(Written problem) Reproduce the records below in their entirety, character for character.

(Dataset records)
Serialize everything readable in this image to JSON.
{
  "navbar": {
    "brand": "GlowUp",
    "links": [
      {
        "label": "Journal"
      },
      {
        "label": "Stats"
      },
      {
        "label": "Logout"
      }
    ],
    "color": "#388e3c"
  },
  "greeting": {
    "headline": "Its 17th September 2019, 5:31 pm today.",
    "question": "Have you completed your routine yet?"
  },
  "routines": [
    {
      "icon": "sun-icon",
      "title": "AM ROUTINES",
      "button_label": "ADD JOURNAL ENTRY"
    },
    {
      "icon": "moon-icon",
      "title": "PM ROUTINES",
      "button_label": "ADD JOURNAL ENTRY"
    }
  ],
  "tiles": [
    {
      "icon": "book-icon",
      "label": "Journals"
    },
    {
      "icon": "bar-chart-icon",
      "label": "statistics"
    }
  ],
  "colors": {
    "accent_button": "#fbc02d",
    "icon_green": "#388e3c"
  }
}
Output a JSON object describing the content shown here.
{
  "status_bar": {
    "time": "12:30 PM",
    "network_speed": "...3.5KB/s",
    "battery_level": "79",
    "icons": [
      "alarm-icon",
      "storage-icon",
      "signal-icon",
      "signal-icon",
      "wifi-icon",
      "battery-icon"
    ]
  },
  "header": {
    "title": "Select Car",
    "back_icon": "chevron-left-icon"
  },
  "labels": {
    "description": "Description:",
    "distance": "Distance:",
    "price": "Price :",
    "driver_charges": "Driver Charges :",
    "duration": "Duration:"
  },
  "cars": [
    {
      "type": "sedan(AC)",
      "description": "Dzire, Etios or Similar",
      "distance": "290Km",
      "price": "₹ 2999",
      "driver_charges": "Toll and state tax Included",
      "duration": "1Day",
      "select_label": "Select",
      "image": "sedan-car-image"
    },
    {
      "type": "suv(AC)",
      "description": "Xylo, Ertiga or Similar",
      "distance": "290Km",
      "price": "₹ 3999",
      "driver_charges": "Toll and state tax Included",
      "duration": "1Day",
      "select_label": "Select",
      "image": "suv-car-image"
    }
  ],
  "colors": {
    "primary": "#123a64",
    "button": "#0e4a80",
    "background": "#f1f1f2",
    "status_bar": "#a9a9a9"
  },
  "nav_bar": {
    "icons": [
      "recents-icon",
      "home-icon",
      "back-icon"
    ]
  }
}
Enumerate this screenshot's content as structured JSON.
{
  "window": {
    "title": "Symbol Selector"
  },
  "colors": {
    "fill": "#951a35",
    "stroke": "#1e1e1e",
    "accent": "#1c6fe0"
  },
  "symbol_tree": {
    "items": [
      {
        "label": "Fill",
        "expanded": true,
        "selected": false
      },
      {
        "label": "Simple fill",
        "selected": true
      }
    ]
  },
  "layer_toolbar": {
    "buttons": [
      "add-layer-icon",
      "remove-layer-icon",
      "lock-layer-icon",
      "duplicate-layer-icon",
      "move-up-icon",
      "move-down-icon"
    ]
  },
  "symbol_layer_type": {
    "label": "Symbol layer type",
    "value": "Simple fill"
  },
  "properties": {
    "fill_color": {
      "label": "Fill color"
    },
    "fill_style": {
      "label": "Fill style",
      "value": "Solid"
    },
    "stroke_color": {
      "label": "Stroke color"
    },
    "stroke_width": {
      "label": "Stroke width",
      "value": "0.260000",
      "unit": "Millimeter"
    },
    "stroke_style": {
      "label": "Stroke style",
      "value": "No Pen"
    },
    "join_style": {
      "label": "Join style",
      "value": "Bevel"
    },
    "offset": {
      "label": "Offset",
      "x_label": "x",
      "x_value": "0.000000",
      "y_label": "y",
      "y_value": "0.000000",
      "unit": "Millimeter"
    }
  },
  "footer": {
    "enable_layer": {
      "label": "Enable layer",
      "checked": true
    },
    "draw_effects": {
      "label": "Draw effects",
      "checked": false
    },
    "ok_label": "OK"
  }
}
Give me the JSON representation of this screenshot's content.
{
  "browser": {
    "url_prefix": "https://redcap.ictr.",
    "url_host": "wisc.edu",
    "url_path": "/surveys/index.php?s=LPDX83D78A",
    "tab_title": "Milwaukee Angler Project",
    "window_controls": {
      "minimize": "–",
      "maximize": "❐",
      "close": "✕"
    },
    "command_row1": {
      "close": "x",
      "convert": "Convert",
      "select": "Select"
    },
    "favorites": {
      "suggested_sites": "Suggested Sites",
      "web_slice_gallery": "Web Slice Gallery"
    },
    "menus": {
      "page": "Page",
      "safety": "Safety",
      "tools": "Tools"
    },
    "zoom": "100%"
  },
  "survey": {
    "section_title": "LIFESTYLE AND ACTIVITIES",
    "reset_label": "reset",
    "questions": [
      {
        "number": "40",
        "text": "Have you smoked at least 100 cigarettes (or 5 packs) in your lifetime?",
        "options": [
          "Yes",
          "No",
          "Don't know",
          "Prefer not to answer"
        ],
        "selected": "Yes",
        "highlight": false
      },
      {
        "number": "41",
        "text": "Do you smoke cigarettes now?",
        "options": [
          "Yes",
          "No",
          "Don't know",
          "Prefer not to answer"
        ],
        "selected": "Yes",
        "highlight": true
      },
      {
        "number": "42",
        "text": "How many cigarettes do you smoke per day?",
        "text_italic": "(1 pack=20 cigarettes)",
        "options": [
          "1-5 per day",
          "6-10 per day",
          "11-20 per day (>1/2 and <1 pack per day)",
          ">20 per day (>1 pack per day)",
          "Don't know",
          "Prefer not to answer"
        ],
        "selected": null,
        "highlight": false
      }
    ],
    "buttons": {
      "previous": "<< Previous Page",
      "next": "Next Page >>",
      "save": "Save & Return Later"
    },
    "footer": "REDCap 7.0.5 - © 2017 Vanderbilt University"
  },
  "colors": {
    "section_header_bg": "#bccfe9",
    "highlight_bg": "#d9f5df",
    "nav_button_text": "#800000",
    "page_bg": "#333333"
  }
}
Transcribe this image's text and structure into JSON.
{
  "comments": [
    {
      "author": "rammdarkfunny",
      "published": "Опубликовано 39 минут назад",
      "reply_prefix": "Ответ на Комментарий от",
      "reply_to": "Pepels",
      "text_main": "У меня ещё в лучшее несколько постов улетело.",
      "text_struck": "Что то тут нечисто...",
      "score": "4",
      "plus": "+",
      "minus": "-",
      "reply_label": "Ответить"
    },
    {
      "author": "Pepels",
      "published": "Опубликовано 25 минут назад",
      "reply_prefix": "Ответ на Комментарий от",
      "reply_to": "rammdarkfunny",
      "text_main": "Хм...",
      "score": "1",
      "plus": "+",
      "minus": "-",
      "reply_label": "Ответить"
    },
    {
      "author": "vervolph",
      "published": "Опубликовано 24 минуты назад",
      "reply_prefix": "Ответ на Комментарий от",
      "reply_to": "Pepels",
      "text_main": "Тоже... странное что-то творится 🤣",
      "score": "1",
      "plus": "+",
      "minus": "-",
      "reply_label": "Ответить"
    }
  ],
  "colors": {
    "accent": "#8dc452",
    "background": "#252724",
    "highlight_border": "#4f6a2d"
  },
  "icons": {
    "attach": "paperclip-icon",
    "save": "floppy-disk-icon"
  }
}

(Task response)
Serialize everything readable in this image to JSON.
{
  "navbar": {
    "brand": "GlowUp",
    "links": [
      {
        "label": "Journal"
      },
      {
        "label": "Stats"
      },
      {
        "label": "Logout"
      }
    ],
    "color": "#388e3c"
  },
  "greeting": {
    "headline": "Its 17th September 2019, 5:31 pm today.",
    "question": "Have you completed your routine yet?"
  },
  "routines": [
    {
      "icon": "sun-icon",
      "title": "AM ROUTINES",
      "button_label": "ADD JOURNAL ENTRY"
    },
    {
      "icon": "moon-icon",
      "title": "PM ROUTINES",
      "button_label": "ADD JOURNAL ENTRY"
    }
  ],
  "tiles": [
    {
      "icon": "book-icon",
      "label": "Journals"
    },
    {
      "icon": "bar-chart-icon",
      "label": "statistics"
    }
  ],
  "colors": {
    "accent_button": "#fbc02d",
    "icon_green": "#388e3c"
  }
}
Output a JSON object describing the content shown here.
{
  "status_bar": {
    "time": "12:30 PM",
    "network_speed": "...3.5KB/s",
    "battery_level": "79",
    "icons": [
      "alarm-icon",
      "storage-icon",
      "signal-icon",
      "signal-icon",
      "wifi-icon",
      "battery-icon"
    ]
  },
  "header": {
    "title": "Select Car",
    "back_icon": "chevron-left-icon"
  },
  "labels": {
    "description": "Description:",
    "distance": "Distance:",
    "price": "Price :",
    "driver_charges": "Driver Charges :",
    "duration": "Duration:"
  },
  "cars": [
    {
      "type": "sedan(AC)",
      "description": "Dzire, Etios or Similar",
      "distance": "290Km",
      "price": "₹ 2999",
      "driver_charges": "Toll and state tax Included",
      "duration": "1Day",
      "select_label": "Select",
      "image": "sedan-car-image"
    },
    {
      "type": "suv(AC)",
      "description": "Xylo, Ertiga or Similar",
      "distance": "290Km",
      "price": "₹ 3999",
      "driver_charges": "Toll and state tax Included",
      "duration": "1Day",
      "select_label": "Select",
      "image": "suv-car-image"
    }
  ],
  "colors": {
    "primary": "#123a64",
    "button": "#0e4a80",
    "background": "#f1f1f2",
    "status_bar": "#a9a9a9"
  },
  "nav_bar": {
    "icons": [
      "recents-icon",
      "home-icon",
      "back-icon"
    ]
  }
}
Enumerate this screenshot's content as structured JSON.
{
  "window": {
    "title": "Symbol Selector"
  },
  "colors": {
    "fill": "#951a35",
    "stroke": "#1e1e1e",
    "accent": "#1c6fe0"
  },
  "symbol_tree": {
    "items": [
      {
        "label": "Fill",
        "expanded": true,
        "selected": false
      },
      {
        "label": "Simple fill",
        "selected": true
      }
    ]
  },
  "layer_toolbar": {
    "buttons": [
      "add-layer-icon",
      "remove-layer-icon",
      "lock-layer-icon",
      "duplicate-layer-icon",
      "move-up-icon",
      "move-down-icon"
    ]
  },
  "symbol_layer_type": {
    "label": "Symbol layer type",
    "value": "Simple fill"
  },
  "properties": {
    "fill_color": {
      "label": "Fill color"
    },
    "fill_style": {
      "label": "Fill style",
      "value": "Solid"
    },
    "stroke_color": {
      "label": "Stroke color"
    },
    "stroke_width": {
      "label": "Stroke width",
      "value": "0.260000",
      "unit": "Millimeter"
    },
    "stroke_style": {
      "label": "Stroke style",
      "value": "No Pen"
    },
    "join_style": {
      "label": "Join style",
      "value": "Bevel"
    },
    "offset": {
      "label": "Offset",
      "x_label": "x",
      "x_value": "0.000000",
      "y_label": "y",
      "y_value": "0.000000",
      "unit": "Millimeter"
    }
  },
  "footer": {
    "enable_layer": {
      "label": "Enable layer",
      "checked": true
    },
    "draw_effects": {
      "label": "Draw effects",
      "checked": false
    },
    "ok_label": "OK"
  }
}
Give me the JSON representation of this screenshot's content.
{
  "browser": {
    "url_prefix": "https://redcap.ictr.",
    "url_host": "wisc.edu",
    "url_path": "/surveys/index.php?s=LPDX83D78A",
    "tab_title": "Milwaukee Angler Project",
    "window_controls": {
      "minimize": "–",
      "maximize": "❐",
      "close": "✕"
    },
    "command_row1": {
      "close": "x",
      "convert": "Convert",
      "select": "Select"
    },
    "favorites": {
      "suggested_sites": "Suggested Sites",
      "web_slice_gallery": "Web Slice Gallery"
    },
    "menus": {
      "page": "Page",
      "safety": "Safety",
      "tools": "Tools"
    },
    "zoom": "100%"
  },
  "survey": {
    "section_title": "LIFESTYLE AND ACTIVITIES",
    "reset_label": "reset",
    "questions": [
      {
        "number": "40",
        "text": "Have you smoked at least 100 cigarettes (or 5 packs) in your lifetime?",
        "options": [
          "Yes",
          "No",
          "Don't know",
          "Prefer not to answer"
        ],
        "selected": "Yes",
        "highlight": false
      },
      {
        "number": "41",
        "text": "Do you smoke cigarettes now?",
        "options": [
          "Yes",
          "No",
          "Don't know",
          "Prefer not to answer"
        ],
        "selected": "Yes",
        "highlight": true
      },
      {
        "number": "42",
        "text": "How many cigarettes do you smoke per day?",
        "text_italic": "(1 pack=20 cigarettes)",
        "options": [
          "1-5 per day",
          "6-10 per day",
          "11-20 per day (>1/2 and <1 pack per day)",
          ">20 per day (>1 pack per day)",
          "Don't know",
          "Prefer not to answer"
        ],
        "selected": null,
        "highlight": false
      }
    ],
    "buttons": {
      "previous": "<< Previous Page",
      "next": "Next Page >>",
      "save": "Save & Return Later"
    },
    "footer": "REDCap 7.0.5 - © 2017 Vanderbilt University"
  },
  "colors": {
    "section_header_bg": "#bccfe9",
    "highlight_bg": "#d9f5df",
    "nav_button_text": "#800000",
    "page_bg": "#333333"
  }
}
Transcribe this image's text and structure into JSON.
{
  "comments": [
    {
      "author": "rammdarkfunny",
      "published": "Опубликовано 39 минут назад",
      "reply_prefix": "Ответ на Комментарий от",
      "reply_to": "Pepels",
      "text_main": "У меня ещё в лучшее несколько постов улетело.",
      "text_struck": "Что то тут нечисто...",
      "score": "4",
      "plus": "+",
      "minus": "-",
      "reply_label": "Ответить"
    },
    {
      "author": "Pepels",
      "published": "Опубликовано 25 минут назад",
      "reply_prefix": "Ответ на Комментарий от",
      "reply_to": "rammdarkfunny",
      "text_main": "Хм...",
      "score": "1",
      "plus": "+",
      "minus": "-",
      "reply_label": "Ответить"
    },
    {
      "author": "vervolph",
      "published": "Опубликовано 24 минуты назад",
      "reply_prefix": "Ответ на Комментарий от",
      "reply_to": "Pepels",
      "text_main": "Тоже... странное что-то творится 🤣",
      "score": "1",
      "plus": "+",
      "minus": "-",
      "reply_label": "Ответить"
    }
  ],
  "colors": {
    "accent": "#8dc452",
    "background": "#252724",
    "highlight_border": "#4f6a2d"
  },
  "icons": {
    "attach": "paperclip-icon",
    "save": "floppy-disk-icon"
  }
}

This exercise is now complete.